■ What to do:
Pick every line with "object" from the material below.

**** Items ****

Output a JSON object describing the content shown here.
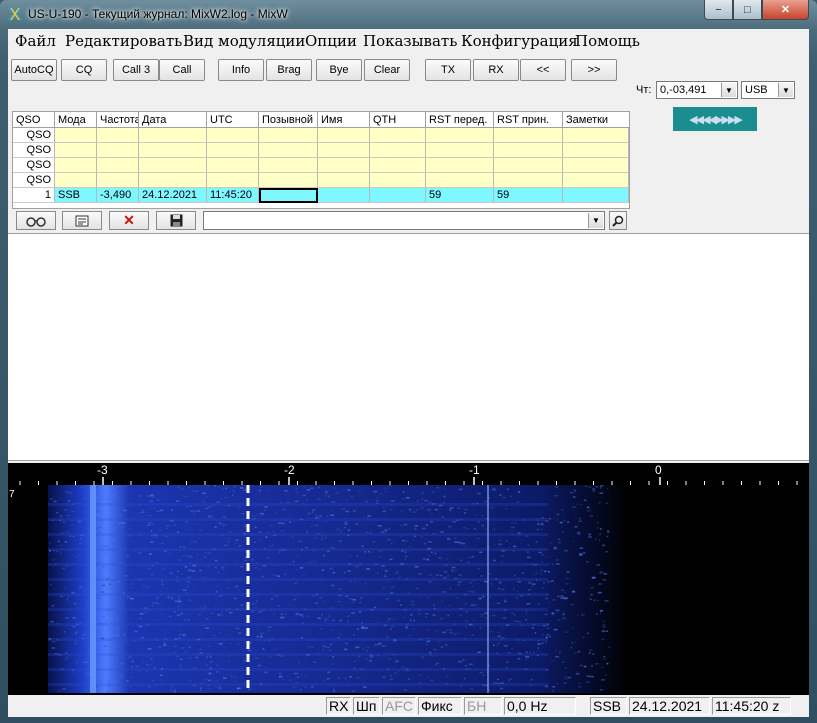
{
  "window": {
    "title": "US-U-190 - Текущий журнал: MixW2.log - MixW",
    "min_label": "−",
    "max_label": "□",
    "close_label": "✕"
  },
  "menu": [
    "Файл",
    "Редактировать",
    "Вид модуляции",
    "Опции",
    "Показывать",
    "Конфигурация",
    "Помощь"
  ],
  "toolbar": {
    "buttons": [
      "AutoCQ",
      "CQ",
      "Call 3",
      "Call",
      "Info",
      "Brag",
      "Bye",
      "Clear",
      "TX",
      "RX",
      "<<",
      ">>"
    ]
  },
  "rightpanel": {
    "ch_label": "Чт:",
    "freq_value": "0,-03,491",
    "mode_value": "USB",
    "arrows_label": "◀◀◀◀▶▶▶▶"
  },
  "log": {
    "headers": [
      "QSO",
      "Мода",
      "Частота",
      "Дата",
      "UTC",
      "Позывной",
      "Имя",
      "QTH",
      "RST перед.",
      "RST прин.",
      "Заметки"
    ],
    "rows": [
      [
        "QSO",
        "",
        "",
        "",
        "",
        "",
        "",
        "",
        "",
        "",
        ""
      ],
      [
        "QSO",
        "",
        "",
        "",
        "",
        "",
        "",
        "",
        "",
        "",
        ""
      ],
      [
        "QSO",
        "",
        "",
        "",
        "",
        "",
        "",
        "",
        "",
        "",
        ""
      ],
      [
        "QSO",
        "",
        "",
        "",
        "",
        "",
        "",
        "",
        "",
        "",
        ""
      ],
      [
        "1",
        "SSB",
        "-3,490",
        "24.12.2021",
        "11:45:20",
        "",
        "",
        "",
        "59",
        "59",
        ""
      ]
    ]
  },
  "filterbar": {
    "combo_value": ""
  },
  "waterfall": {
    "scale_labels": [
      "-3",
      "-2",
      "-1",
      "0"
    ],
    "side_mark": "7"
  },
  "status": {
    "rx": "RX",
    "shp": "Шп",
    "afc": "AFC",
    "fix": "Фикс",
    "bn": "БН",
    "offset": "0,0 Hz",
    "mode": "SSB",
    "date": "24.12.2021",
    "time": "11:45:20 z"
  },
  "colors": {
    "title_bar": "#4c6c7c",
    "log_yellow": "#ffffc6",
    "log_cyan": "#7ff7ff",
    "waterfall_bg": "#000000",
    "waterfall_signal": "#1e3ec8",
    "arrows_bg": "#1a8e8e"
  }
}
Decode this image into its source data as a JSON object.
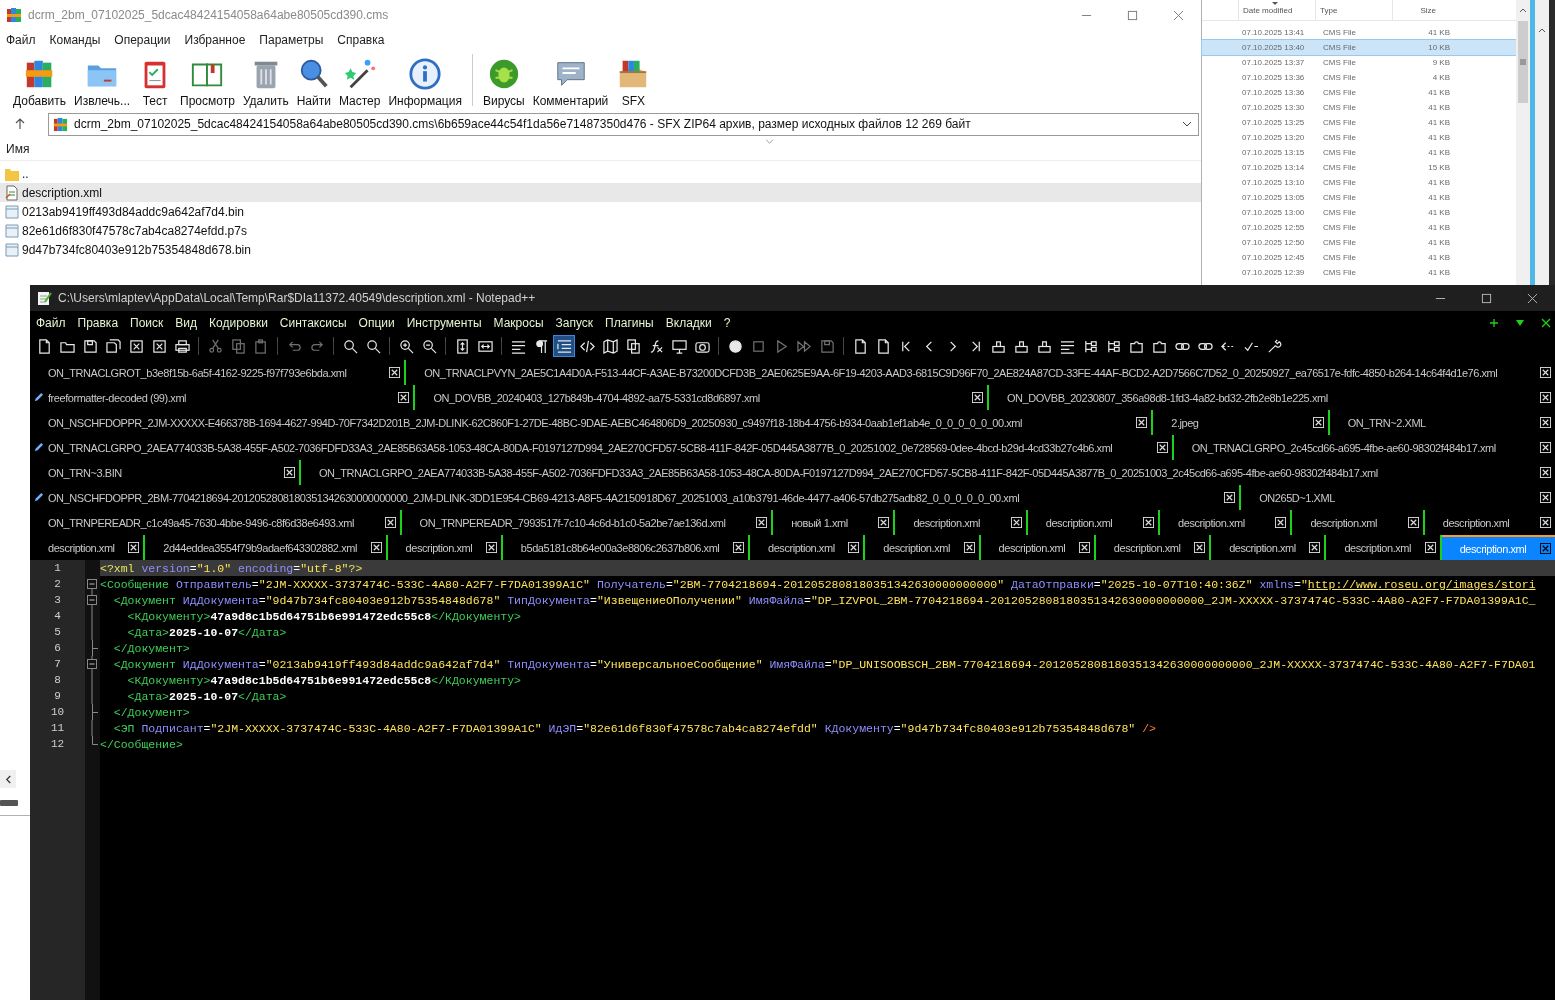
{
  "archiver": {
    "title": "dcrm_2bm_07102025_5dcac48424154058a64abe80505cd390.cms",
    "menu": [
      "Файл",
      "Команды",
      "Операции",
      "Избранное",
      "Параметры",
      "Справка"
    ],
    "toolbar": [
      {
        "label": "Добавить"
      },
      {
        "label": "Извлечь..."
      },
      {
        "label": "Тест"
      },
      {
        "label": "Просмотр"
      },
      {
        "label": "Удалить"
      },
      {
        "label": "Найти"
      },
      {
        "label": "Мастер"
      },
      {
        "label": "Информация"
      },
      {
        "label": "Вирусы"
      },
      {
        "label": "Комментарий"
      },
      {
        "label": "SFX"
      }
    ],
    "path": "dcrm_2bm_07102025_5dcac48424154058a64abe80505cd390.cms\\6b659ace44c54f1da56e71487350d476 - SFX ZIP64 архив, размер исходных файлов 12 269 байт",
    "name_column": "Имя",
    "files": [
      {
        "name": "..",
        "kind": "folder",
        "selected": false
      },
      {
        "name": "description.xml",
        "kind": "xml",
        "selected": true
      },
      {
        "name": "0213ab9419ff493d84addc9a642af7d4.bin",
        "kind": "file",
        "selected": false
      },
      {
        "name": "82e61d6f830f47578c7ab4ca8274efdd.p7s",
        "kind": "file",
        "selected": false
      },
      {
        "name": "9d47b734fc80403e912b75354848d678.bin",
        "kind": "file",
        "selected": false
      }
    ]
  },
  "explorer": {
    "columns": [
      "Date modified",
      "Type",
      "Size"
    ],
    "rows": [
      {
        "date": "07.10.2025 13:41",
        "type": "CMS File",
        "size": "41 KB",
        "selected": false
      },
      {
        "date": "07.10.2025 13:40",
        "type": "CMS File",
        "size": "10 KB",
        "selected": true
      },
      {
        "date": "07.10.2025 13:37",
        "type": "CMS File",
        "size": "9 KB",
        "selected": false
      },
      {
        "date": "07.10.2025 13:36",
        "type": "CMS File",
        "size": "4 KB",
        "selected": false
      },
      {
        "date": "07.10.2025 13:36",
        "type": "CMS File",
        "size": "41 KB",
        "selected": false
      },
      {
        "date": "07.10.2025 13:30",
        "type": "CMS File",
        "size": "41 KB",
        "selected": false
      },
      {
        "date": "07.10.2025 13:25",
        "type": "CMS File",
        "size": "41 KB",
        "selected": false
      },
      {
        "date": "07.10.2025 13:20",
        "type": "CMS File",
        "size": "41 KB",
        "selected": false
      },
      {
        "date": "07.10.2025 13:15",
        "type": "CMS File",
        "size": "41 KB",
        "selected": false
      },
      {
        "date": "07.10.2025 13:14",
        "type": "CMS File",
        "size": "15 KB",
        "selected": false
      },
      {
        "date": "07.10.2025 13:10",
        "type": "CMS File",
        "size": "41 KB",
        "selected": false
      },
      {
        "date": "07.10.2025 13:05",
        "type": "CMS File",
        "size": "41 KB",
        "selected": false
      },
      {
        "date": "07.10.2025 13:00",
        "type": "CMS File",
        "size": "41 KB",
        "selected": false
      },
      {
        "date": "07.10.2025 12:55",
        "type": "CMS File",
        "size": "41 KB",
        "selected": false
      },
      {
        "date": "07.10.2025 12:50",
        "type": "CMS File",
        "size": "41 KB",
        "selected": false
      },
      {
        "date": "07.10.2025 12:45",
        "type": "CMS File",
        "size": "41 KB",
        "selected": false
      },
      {
        "date": "07.10.2025 12:39",
        "type": "CMS File",
        "size": "41 KB",
        "selected": false
      }
    ]
  },
  "editor": {
    "title": "C:\\Users\\mlaptev\\AppData\\Local\\Temp\\Rar$DIa11372.40549\\description.xml - Notepad++",
    "menu": [
      "Файл",
      "Правка",
      "Поиск",
      "Вид",
      "Кодировки",
      "Синтаксисы",
      "Опции",
      "Инструменты",
      "Макросы",
      "Запуск",
      "Плагины",
      "Вкладки",
      "?"
    ],
    "toolbar": [
      {
        "on": false,
        "disabled": false
      },
      {
        "on": false,
        "disabled": false
      },
      {
        "on": false,
        "disabled": false
      },
      {
        "on": false,
        "disabled": false
      },
      {
        "on": false,
        "disabled": false
      },
      {
        "on": false,
        "disabled": false
      },
      {
        "on": false,
        "disabled": false
      },
      {
        "on": false,
        "disabled": true
      },
      {
        "on": false,
        "disabled": true
      },
      {
        "on": false,
        "disabled": true
      },
      {
        "on": false,
        "disabled": true
      },
      {
        "on": false,
        "disabled": true
      },
      {
        "on": false,
        "disabled": false
      },
      {
        "on": false,
        "disabled": false
      },
      {
        "on": false,
        "disabled": false
      },
      {
        "on": false,
        "disabled": false
      },
      {
        "on": false,
        "disabled": false
      },
      {
        "on": false,
        "disabled": false
      },
      {
        "on": false,
        "disabled": false
      },
      {
        "on": false,
        "disabled": false
      },
      {
        "on": true,
        "disabled": false
      },
      {
        "on": false,
        "disabled": false
      },
      {
        "on": false,
        "disabled": false
      },
      {
        "on": false,
        "disabled": false
      },
      {
        "on": false,
        "disabled": false
      },
      {
        "on": false,
        "disabled": false
      },
      {
        "on": false,
        "disabled": false
      },
      {
        "on": false,
        "disabled": false
      },
      {
        "on": false,
        "disabled": true
      },
      {
        "on": false,
        "disabled": true
      },
      {
        "on": false,
        "disabled": true
      },
      {
        "on": false,
        "disabled": true
      },
      {
        "on": false,
        "disabled": false
      },
      {
        "on": false,
        "disabled": false
      },
      {
        "on": false,
        "disabled": false
      },
      {
        "on": false,
        "disabled": false
      },
      {
        "on": false,
        "disabled": false
      },
      {
        "on": false,
        "disabled": false
      },
      {
        "on": false,
        "disabled": false
      },
      {
        "on": false,
        "disabled": false
      },
      {
        "on": false,
        "disabled": false
      },
      {
        "on": false,
        "disabled": false
      },
      {
        "on": false,
        "disabled": false
      },
      {
        "on": false,
        "disabled": false
      },
      {
        "on": false,
        "disabled": false
      },
      {
        "on": false,
        "disabled": false
      },
      {
        "on": false,
        "disabled": false
      },
      {
        "on": false,
        "disabled": false
      },
      {
        "on": false,
        "disabled": false
      },
      {
        "on": false,
        "disabled": false
      },
      {
        "on": false,
        "disabled": false
      }
    ],
    "tab_rows": [
      {
        "tabs": [
          {
            "label": "ON_TRNACLGROT_b3e8f15b-6a5f-4162-9225-f97f793e6bda.xml",
            "modified": false,
            "selected": false
          },
          {
            "label": "ON_TRNACLPVYN_2AE5C1A4D0A-F513-44CF-A3AE-B73200DCFD3B_2AE0625E9AA-6F19-4203-AAD3-6815C9D96F70_2AE824A87CD-33FE-44AF-BCD2-A2D7566C7D52_0_20250927_ea76517e-fdfc-4850-b264-14c64f4d1e76.xml",
            "modified": false,
            "selected": false
          }
        ]
      },
      {
        "tabs": [
          {
            "label": "freeformatter-decoded (99).xml",
            "modified": true,
            "selected": false
          },
          {
            "label": "ON_DOVBB_20240403_127b849b-4704-4892-aa75-5331cd8d6897.xml",
            "modified": false,
            "selected": false
          },
          {
            "label": "ON_DOVBB_20230807_356a98d8-1fd3-4a82-bd32-2fb2e8b1e225.xml",
            "modified": false,
            "selected": false
          }
        ]
      },
      {
        "tabs": [
          {
            "label": "ON_NSCHFDOPPR_2JM-XXXXX-E466378B-1694-4627-994D-70F7342D201B_2JM-DLINK-62C860F1-27DE-48BC-9DAE-AEBC464806D9_20250930_c9497f18-18b4-4756-b934-0aab1ef1ab4e_0_0_0_0_0_00.xml",
            "modified": false,
            "selected": false
          },
          {
            "label": "2.jpeg",
            "modified": false,
            "selected": false
          },
          {
            "label": "ON_TRN~2.XML",
            "modified": false,
            "selected": false
          }
        ]
      },
      {
        "tabs": [
          {
            "label": "ON_TRNACLGRPO_2AEA774033B-5A38-455F-A502-7036FDFD33A3_2AE85B63A58-1053-48CA-80DA-F0197127D994_2AE270CFD57-5CB8-411F-842F-05D445A3877B_0_20251002_0e728569-0dee-4bcd-b29d-4cd33b27c4b6.xml",
            "modified": true,
            "selected": false
          },
          {
            "label": "ON_TRNACLGRPO_2c45cd66-a695-4fbe-ae60-98302f484b17.xml",
            "modified": false,
            "selected": false
          }
        ]
      },
      {
        "tabs": [
          {
            "label": "ON_TRN~3.BIN",
            "modified": false,
            "selected": false
          },
          {
            "label": "ON_TRNACLGRPO_2AEA774033B-5A38-455F-A502-7036FDFD33A3_2AE85B63A58-1053-48CA-80DA-F0197127D994_2AE270CFD57-5CB8-411F-842F-05D445A3877B_0_20251003_2c45cd66-a695-4fbe-ae60-98302f484b17.xml",
            "modified": false,
            "selected": false
          }
        ]
      },
      {
        "tabs": [
          {
            "label": "ON_NSCHFDOPPR_2BM-7704218694-2012052808180351342630000000000_2JM-DLINK-3DD1E954-CB69-4213-A8F5-4A2150918D67_20251003_a10b3791-46de-4477-a406-57db275adb82_0_0_0_0_0_00.xml",
            "modified": true,
            "selected": false
          },
          {
            "label": "ON265D~1.XML",
            "modified": false,
            "selected": false
          }
        ]
      },
      {
        "tabs": [
          {
            "label": "ON_TRNPEREADR_c1c49a45-7630-4bbe-9496-c8f6d38e6493.xml",
            "modified": false,
            "selected": false
          },
          {
            "label": "ON_TRNPEREADR_7993517f-7c10-4c6d-b1c0-5a2be7ae136d.xml",
            "modified": false,
            "selected": false
          },
          {
            "label": "новый 1.xml",
            "modified": false,
            "selected": false
          },
          {
            "label": "description.xml",
            "modified": false,
            "selected": false
          },
          {
            "label": "description.xml",
            "modified": false,
            "selected": false
          },
          {
            "label": "description.xml",
            "modified": false,
            "selected": false
          },
          {
            "label": "description.xml",
            "modified": false,
            "selected": false
          },
          {
            "label": "description.xml",
            "modified": false,
            "selected": false
          }
        ]
      },
      {
        "tabs": [
          {
            "label": "description.xml",
            "modified": false,
            "selected": false
          },
          {
            "label": "2d44eddea3554f79b9adaef643302882.xml",
            "modified": false,
            "selected": false
          },
          {
            "label": "description.xml",
            "modified": false,
            "selected": false
          },
          {
            "label": "b5da5181c8b64e00a3e8806c2637b806.xml",
            "modified": false,
            "selected": false
          },
          {
            "label": "description.xml",
            "modified": false,
            "selected": false
          },
          {
            "label": "description.xml",
            "modified": false,
            "selected": false
          },
          {
            "label": "description.xml",
            "modified": false,
            "selected": false
          },
          {
            "label": "description.xml",
            "modified": false,
            "selected": false
          },
          {
            "label": "description.xml",
            "modified": false,
            "selected": false
          },
          {
            "label": "description.xml",
            "modified": false,
            "selected": false
          },
          {
            "label": "description.xml",
            "modified": false,
            "selected": true
          }
        ]
      }
    ],
    "lines": [
      {
        "number": "1",
        "current": true,
        "kind": "plain",
        "tokens": [
          {
            "kind": "decl",
            "text": "<?xml"
          },
          {
            "kind": "attr",
            "text": " version"
          },
          {
            "kind": "eq",
            "text": "="
          },
          {
            "kind": "value",
            "text": "\"1.0\""
          },
          {
            "kind": "attr",
            "text": " encoding"
          },
          {
            "kind": "eq",
            "text": "="
          },
          {
            "kind": "value",
            "text": "\"utf-8\""
          },
          {
            "kind": "decl",
            "text": "?>"
          }
        ]
      },
      {
        "number": "2",
        "current": false,
        "kind": "fold-start",
        "tokens": [
          {
            "kind": "tag",
            "text": "<Сообщение"
          },
          {
            "kind": "attr",
            "text": " Отправитель"
          },
          {
            "kind": "eq",
            "text": "="
          },
          {
            "kind": "value",
            "text": "\"2JM-XXXXX-3737474C-533C-4A80-A2F7-F7DA01399A1C\""
          },
          {
            "kind": "attr",
            "text": " Получатель"
          },
          {
            "kind": "eq",
            "text": "="
          },
          {
            "kind": "value",
            "text": "\"2BM-7704218694-2012052808180351342630000000000\""
          },
          {
            "kind": "attr",
            "text": " ДатаОтправки"
          },
          {
            "kind": "eq",
            "text": "="
          },
          {
            "kind": "value",
            "text": "\"2025-10-07T10:40:36Z\""
          },
          {
            "kind": "attr",
            "text": " xmlns"
          },
          {
            "kind": "eq",
            "text": "="
          },
          {
            "kind": "value",
            "text": "\""
          },
          {
            "kind": "link",
            "text": "http://www.roseu.org/images/stori"
          }
        ]
      },
      {
        "number": "3",
        "current": false,
        "kind": "fold-start",
        "tokens": [
          {
            "kind": "tag",
            "text": "  <Документ"
          },
          {
            "kind": "attr",
            "text": " ИдДокумента"
          },
          {
            "kind": "eq",
            "text": "="
          },
          {
            "kind": "value",
            "text": "\"9d47b734fc80403e912b75354848d678\""
          },
          {
            "kind": "attr",
            "text": " ТипДокумента"
          },
          {
            "kind": "eq",
            "text": "="
          },
          {
            "kind": "value",
            "text": "\"ИзвещениеОПолучении\""
          },
          {
            "kind": "attr",
            "text": " ИмяФайла"
          },
          {
            "kind": "eq",
            "text": "="
          },
          {
            "kind": "value",
            "text": "\"DP_IZVPOL_2BM-7704218694-2012052808180351342630000000000_2JM-XXXXX-3737474C-533C-4A80-A2F7-F7DA01399A1C_"
          }
        ]
      },
      {
        "number": "4",
        "current": false,
        "kind": "fold-body",
        "tokens": [
          {
            "kind": "tag",
            "text": "    <КДокументу>"
          },
          {
            "kind": "text",
            "text": "47a9d8c1b5d64751b6e991472edc55c8"
          },
          {
            "kind": "tag",
            "text": "</КДокументу>"
          }
        ]
      },
      {
        "number": "5",
        "current": false,
        "kind": "fold-body",
        "tokens": [
          {
            "kind": "tag",
            "text": "    <Дата>"
          },
          {
            "kind": "text",
            "text": "2025-10-07"
          },
          {
            "kind": "tag",
            "text": "</Дата>"
          }
        ]
      },
      {
        "number": "6",
        "current": false,
        "kind": "fold-end",
        "tokens": [
          {
            "kind": "tag",
            "text": "  </Документ>"
          }
        ]
      },
      {
        "number": "7",
        "current": false,
        "kind": "fold-start",
        "tokens": [
          {
            "kind": "tag",
            "text": "  <Документ"
          },
          {
            "kind": "attr",
            "text": " ИдДокумента"
          },
          {
            "kind": "eq",
            "text": "="
          },
          {
            "kind": "value",
            "text": "\"0213ab9419ff493d84addc9a642af7d4\""
          },
          {
            "kind": "attr",
            "text": " ТипДокумента"
          },
          {
            "kind": "eq",
            "text": "="
          },
          {
            "kind": "value",
            "text": "\"УниверсальноеСообщение\""
          },
          {
            "kind": "attr",
            "text": " ИмяФайла"
          },
          {
            "kind": "eq",
            "text": "="
          },
          {
            "kind": "value",
            "text": "\"DP_UNISOOBSCH_2BM-7704218694-2012052808180351342630000000000_2JM-XXXXX-3737474C-533C-4A80-A2F7-F7DA01"
          }
        ]
      },
      {
        "number": "8",
        "current": false,
        "kind": "fold-body",
        "tokens": [
          {
            "kind": "tag",
            "text": "    <КДокументу>"
          },
          {
            "kind": "text",
            "text": "47a9d8c1b5d64751b6e991472edc55c8"
          },
          {
            "kind": "tag",
            "text": "</КДокументу>"
          }
        ]
      },
      {
        "number": "9",
        "current": false,
        "kind": "fold-body",
        "tokens": [
          {
            "kind": "tag",
            "text": "    <Дата>"
          },
          {
            "kind": "text",
            "text": "2025-10-07"
          },
          {
            "kind": "tag",
            "text": "</Дата>"
          }
        ]
      },
      {
        "number": "10",
        "current": false,
        "kind": "fold-end",
        "tokens": [
          {
            "kind": "tag",
            "text": "  </Документ>"
          }
        ]
      },
      {
        "number": "11",
        "current": false,
        "kind": "fold-body",
        "tokens": [
          {
            "kind": "tag",
            "text": "  <ЭП"
          },
          {
            "kind": "attr",
            "text": " Подписант"
          },
          {
            "kind": "eq",
            "text": "="
          },
          {
            "kind": "value",
            "text": "\"2JM-XXXXX-3737474C-533C-4A80-A2F7-F7DA01399A1C\""
          },
          {
            "kind": "attr",
            "text": " ИдЭП"
          },
          {
            "kind": "eq",
            "text": "="
          },
          {
            "kind": "value",
            "text": "\"82e61d6f830f47578c7ab4ca8274efdd\""
          },
          {
            "kind": "attr",
            "text": " КДокументу"
          },
          {
            "kind": "eq",
            "text": "="
          },
          {
            "kind": "value",
            "text": "\"9d47b734fc80403e912b75354848d678\""
          },
          {
            "kind": "end",
            "text": " />"
          }
        ]
      },
      {
        "number": "12",
        "current": false,
        "kind": "fold-end",
        "tokens": [
          {
            "kind": "tag",
            "text": "</Сообщение>"
          }
        ]
      }
    ]
  }
}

****

■ The response:
Output a JSON object describing the content shown here.
Decode this image into its source data as a JSON object.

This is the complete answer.